_WORK TO COMPLETE:_
Everything from the line holding "Read this page and output its text content." through the last line below must be repeated exactly, and nothing else.

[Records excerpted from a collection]
## Start

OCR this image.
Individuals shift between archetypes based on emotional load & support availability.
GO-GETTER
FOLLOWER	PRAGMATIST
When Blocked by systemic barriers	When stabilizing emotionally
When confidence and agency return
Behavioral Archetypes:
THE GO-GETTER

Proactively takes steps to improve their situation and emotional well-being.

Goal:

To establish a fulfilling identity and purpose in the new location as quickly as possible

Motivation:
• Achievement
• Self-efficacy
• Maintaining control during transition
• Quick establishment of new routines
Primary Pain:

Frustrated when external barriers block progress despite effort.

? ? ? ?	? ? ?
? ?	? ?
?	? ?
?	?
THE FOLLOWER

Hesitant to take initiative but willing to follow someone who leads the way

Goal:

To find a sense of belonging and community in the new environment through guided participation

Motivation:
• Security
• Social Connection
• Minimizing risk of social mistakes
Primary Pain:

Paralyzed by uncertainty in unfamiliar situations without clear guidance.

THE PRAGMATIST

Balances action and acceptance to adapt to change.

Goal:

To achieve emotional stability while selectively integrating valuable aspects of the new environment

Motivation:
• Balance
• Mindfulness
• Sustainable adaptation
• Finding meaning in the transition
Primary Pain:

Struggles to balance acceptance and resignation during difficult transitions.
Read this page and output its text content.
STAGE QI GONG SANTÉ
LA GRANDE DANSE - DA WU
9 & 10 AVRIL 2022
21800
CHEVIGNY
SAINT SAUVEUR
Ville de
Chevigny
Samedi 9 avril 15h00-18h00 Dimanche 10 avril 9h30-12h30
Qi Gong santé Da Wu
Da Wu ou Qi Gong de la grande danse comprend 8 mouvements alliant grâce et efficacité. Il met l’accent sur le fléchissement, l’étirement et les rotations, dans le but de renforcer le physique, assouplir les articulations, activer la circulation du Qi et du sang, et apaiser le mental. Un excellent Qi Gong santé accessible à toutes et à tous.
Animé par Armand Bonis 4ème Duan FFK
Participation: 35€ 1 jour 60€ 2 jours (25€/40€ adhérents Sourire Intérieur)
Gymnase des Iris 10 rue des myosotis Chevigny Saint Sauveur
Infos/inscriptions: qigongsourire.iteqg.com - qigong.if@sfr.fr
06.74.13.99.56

## End

_WRITTEN RESPONSE:_
Read this page and output its text content.
STAGE QI GONG SANTÉ
LA GRANDE DANSE - DA WU
9 & 10 AVRIL 2022
21800
CHEVIGNY
SAINT SAUVEUR
Ville de
Chevigny
Samedi 9 avril 15h00-18h00 Dimanche 10 avril 9h30-12h30
Qi Gong santé Da Wu
Da Wu ou Qi Gong de la grande danse comprend 8 mouvements alliant grâce et efficacité. Il met l’accent sur le fléchissement, l’étirement et les rotations, dans le but de renforcer le physique, assouplir les articulations, activer la circulation du Qi et du sang, et apaiser le mental. Un excellent Qi Gong santé accessible à toutes et à tous.
Animé par Armand Bonis 4ème Duan FFK
Participation: 35€ 1 jour 60€ 2 jours (25€/40€ adhérents Sourire Intérieur)
Gymnase des Iris 10 rue des myosotis Chevigny Saint Sauveur
Infos/inscriptions: qigongsourire.iteqg.com - qigong.if@sfr.fr
06.74.13.99.56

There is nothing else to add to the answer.